## Given instruction
Wherever the string "Level" appears, copy the whole line.

## Input records
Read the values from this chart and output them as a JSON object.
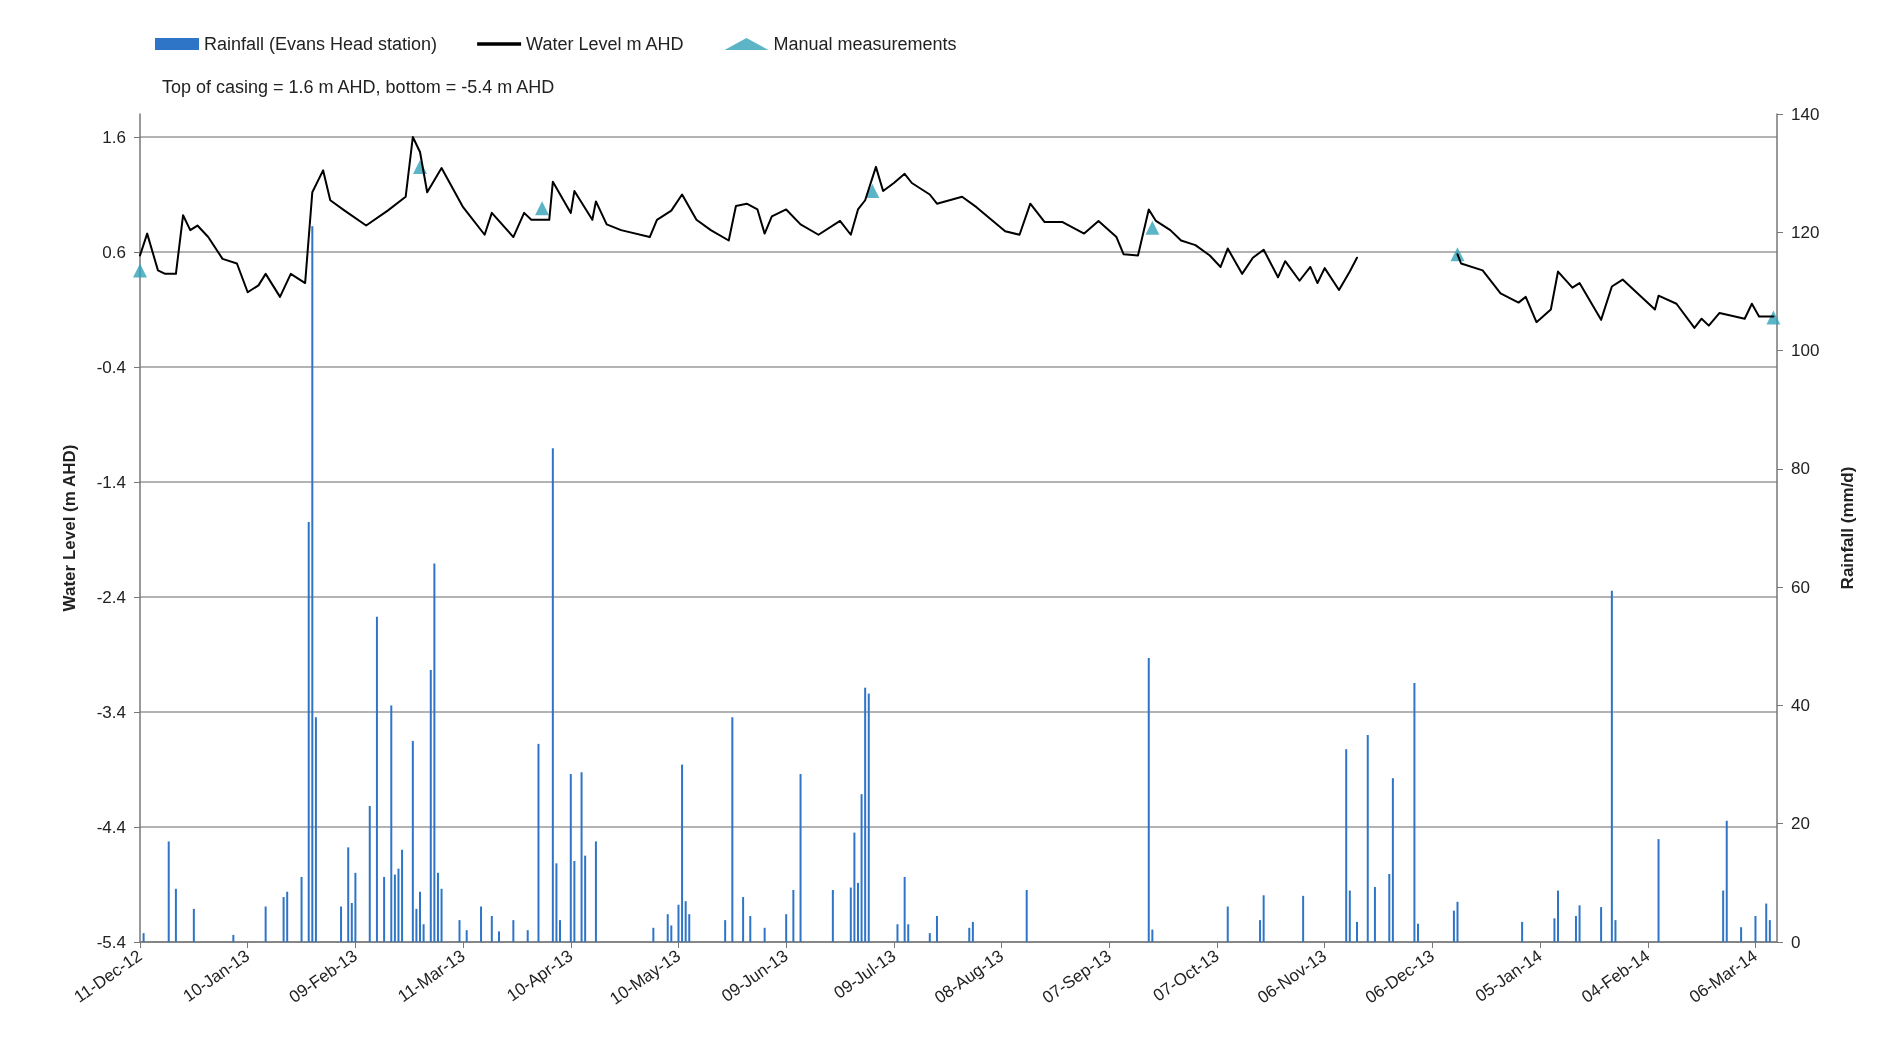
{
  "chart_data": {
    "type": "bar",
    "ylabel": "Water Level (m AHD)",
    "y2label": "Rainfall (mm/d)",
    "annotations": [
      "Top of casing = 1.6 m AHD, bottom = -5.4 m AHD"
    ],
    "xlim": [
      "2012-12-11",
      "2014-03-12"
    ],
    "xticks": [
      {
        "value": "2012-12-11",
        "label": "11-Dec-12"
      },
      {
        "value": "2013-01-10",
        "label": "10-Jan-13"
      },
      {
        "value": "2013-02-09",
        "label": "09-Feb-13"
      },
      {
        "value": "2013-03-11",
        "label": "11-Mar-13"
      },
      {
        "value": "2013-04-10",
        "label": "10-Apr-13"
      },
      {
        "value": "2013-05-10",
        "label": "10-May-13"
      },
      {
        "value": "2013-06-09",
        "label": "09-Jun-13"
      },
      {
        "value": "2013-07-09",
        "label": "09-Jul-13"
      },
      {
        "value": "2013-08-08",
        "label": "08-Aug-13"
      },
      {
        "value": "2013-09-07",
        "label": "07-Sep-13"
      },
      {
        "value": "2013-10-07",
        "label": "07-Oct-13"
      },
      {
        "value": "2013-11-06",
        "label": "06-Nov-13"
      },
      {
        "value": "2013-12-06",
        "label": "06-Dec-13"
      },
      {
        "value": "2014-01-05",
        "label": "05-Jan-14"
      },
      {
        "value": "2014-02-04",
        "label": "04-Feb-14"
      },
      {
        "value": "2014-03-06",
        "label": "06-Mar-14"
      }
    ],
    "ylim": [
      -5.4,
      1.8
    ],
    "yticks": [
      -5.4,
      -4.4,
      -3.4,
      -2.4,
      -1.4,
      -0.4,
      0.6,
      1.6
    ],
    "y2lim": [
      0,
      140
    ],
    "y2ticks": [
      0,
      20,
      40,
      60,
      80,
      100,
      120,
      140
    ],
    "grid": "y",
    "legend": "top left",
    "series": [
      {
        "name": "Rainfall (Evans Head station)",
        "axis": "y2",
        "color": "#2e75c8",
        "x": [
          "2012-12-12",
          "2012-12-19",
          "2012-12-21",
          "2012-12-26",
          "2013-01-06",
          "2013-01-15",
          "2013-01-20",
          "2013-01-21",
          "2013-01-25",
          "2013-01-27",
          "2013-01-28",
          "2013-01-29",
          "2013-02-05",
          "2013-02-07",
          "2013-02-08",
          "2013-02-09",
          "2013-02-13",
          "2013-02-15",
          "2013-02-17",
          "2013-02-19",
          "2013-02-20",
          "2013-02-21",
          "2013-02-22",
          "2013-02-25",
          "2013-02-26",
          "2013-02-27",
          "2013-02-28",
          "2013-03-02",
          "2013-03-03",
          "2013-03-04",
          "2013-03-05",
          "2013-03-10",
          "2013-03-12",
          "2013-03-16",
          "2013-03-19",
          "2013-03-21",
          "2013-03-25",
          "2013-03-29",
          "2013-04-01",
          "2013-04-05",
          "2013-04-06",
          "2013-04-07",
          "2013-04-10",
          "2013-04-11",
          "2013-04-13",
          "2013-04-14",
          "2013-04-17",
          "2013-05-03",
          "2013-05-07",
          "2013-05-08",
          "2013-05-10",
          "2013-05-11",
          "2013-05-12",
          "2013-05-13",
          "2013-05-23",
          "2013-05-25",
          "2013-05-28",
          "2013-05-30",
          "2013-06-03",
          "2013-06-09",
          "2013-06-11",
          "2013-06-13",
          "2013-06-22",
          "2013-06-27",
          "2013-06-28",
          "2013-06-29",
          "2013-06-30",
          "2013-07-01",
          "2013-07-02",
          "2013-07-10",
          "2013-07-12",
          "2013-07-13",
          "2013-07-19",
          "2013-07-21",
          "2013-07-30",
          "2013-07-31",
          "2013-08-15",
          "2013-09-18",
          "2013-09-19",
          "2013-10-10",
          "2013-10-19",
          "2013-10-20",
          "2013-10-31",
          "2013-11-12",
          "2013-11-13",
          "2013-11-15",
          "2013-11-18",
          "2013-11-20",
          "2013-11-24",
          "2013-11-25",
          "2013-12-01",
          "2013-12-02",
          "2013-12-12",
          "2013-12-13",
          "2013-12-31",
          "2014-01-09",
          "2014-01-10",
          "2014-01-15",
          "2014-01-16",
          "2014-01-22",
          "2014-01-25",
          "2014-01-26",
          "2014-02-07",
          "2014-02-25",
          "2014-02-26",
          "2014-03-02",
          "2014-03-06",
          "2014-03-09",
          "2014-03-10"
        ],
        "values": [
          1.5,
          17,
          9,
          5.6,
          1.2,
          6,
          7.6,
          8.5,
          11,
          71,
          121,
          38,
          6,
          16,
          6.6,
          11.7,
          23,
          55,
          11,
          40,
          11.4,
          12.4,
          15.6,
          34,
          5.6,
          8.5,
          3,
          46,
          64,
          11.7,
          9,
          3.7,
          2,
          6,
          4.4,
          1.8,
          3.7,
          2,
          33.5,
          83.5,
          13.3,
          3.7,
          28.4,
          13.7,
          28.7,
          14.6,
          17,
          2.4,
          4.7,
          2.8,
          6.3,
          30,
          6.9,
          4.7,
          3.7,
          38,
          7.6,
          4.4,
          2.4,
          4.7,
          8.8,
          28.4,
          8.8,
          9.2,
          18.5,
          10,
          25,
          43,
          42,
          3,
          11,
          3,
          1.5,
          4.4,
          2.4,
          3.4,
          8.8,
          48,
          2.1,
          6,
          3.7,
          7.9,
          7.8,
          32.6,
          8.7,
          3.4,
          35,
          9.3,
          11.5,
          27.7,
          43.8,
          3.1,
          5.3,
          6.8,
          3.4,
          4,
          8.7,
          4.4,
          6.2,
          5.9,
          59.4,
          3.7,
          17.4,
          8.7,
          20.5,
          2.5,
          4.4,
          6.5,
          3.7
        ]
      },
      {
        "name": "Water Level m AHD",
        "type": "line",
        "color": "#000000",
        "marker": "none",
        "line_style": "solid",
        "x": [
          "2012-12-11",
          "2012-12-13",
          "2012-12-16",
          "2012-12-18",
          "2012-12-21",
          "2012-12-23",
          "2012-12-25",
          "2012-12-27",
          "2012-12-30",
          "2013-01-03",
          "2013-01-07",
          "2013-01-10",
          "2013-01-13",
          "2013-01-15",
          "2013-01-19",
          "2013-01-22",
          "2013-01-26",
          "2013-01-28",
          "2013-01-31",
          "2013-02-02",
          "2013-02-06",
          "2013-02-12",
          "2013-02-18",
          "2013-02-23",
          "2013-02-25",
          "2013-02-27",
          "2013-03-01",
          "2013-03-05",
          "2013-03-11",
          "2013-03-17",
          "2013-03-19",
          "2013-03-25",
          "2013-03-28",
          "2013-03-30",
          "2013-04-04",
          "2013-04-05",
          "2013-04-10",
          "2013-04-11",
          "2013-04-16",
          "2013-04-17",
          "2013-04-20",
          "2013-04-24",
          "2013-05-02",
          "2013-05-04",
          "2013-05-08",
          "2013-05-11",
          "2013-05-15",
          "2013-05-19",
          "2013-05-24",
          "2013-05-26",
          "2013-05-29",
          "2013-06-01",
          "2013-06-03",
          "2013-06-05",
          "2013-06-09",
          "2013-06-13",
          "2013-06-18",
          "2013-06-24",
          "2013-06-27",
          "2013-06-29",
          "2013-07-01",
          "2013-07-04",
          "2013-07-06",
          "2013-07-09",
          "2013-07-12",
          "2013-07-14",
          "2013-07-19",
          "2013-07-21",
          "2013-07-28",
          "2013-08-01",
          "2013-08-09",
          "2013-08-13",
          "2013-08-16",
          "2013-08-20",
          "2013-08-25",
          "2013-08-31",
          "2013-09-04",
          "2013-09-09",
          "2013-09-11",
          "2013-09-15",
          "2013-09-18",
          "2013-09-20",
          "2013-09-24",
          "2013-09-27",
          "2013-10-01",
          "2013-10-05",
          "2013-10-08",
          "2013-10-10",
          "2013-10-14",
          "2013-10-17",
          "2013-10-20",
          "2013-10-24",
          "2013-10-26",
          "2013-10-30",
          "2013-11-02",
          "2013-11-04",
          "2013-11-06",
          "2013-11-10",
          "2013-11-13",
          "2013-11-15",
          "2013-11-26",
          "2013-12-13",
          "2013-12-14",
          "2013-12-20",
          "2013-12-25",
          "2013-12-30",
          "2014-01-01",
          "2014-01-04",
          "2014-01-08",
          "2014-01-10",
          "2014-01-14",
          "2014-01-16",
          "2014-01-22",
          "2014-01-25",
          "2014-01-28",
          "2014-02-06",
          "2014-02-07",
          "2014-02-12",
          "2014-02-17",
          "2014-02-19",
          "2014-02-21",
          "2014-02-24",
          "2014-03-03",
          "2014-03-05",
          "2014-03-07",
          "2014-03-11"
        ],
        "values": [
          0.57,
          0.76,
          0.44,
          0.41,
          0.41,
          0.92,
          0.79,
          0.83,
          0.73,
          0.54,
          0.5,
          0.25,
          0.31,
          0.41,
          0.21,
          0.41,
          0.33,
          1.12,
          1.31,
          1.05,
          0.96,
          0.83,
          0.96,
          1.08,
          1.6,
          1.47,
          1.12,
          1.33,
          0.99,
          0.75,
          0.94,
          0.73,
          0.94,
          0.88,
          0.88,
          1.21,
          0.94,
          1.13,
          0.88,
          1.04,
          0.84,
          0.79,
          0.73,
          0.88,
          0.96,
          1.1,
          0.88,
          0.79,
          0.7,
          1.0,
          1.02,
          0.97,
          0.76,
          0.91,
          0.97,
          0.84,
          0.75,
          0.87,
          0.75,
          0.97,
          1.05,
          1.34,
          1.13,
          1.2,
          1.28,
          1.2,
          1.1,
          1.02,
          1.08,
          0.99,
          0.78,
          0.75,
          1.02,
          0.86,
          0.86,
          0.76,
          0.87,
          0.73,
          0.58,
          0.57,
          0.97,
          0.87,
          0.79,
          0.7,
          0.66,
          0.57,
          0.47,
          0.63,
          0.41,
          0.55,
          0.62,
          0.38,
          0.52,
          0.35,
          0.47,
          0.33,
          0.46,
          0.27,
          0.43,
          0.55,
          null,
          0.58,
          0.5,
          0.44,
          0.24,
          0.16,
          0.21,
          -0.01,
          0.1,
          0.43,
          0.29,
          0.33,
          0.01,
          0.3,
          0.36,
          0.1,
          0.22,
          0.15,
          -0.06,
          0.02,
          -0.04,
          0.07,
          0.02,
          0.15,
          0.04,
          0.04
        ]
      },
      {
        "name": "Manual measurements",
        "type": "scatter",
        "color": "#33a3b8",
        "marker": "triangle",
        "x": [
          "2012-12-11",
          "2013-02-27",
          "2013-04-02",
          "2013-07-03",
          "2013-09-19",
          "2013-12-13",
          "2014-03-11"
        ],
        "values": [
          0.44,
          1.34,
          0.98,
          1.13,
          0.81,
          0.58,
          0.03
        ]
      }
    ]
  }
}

## Solution to this exercise
    "ylabel": "Water Level (m AHD)",
        "name": "Water Level m AHD",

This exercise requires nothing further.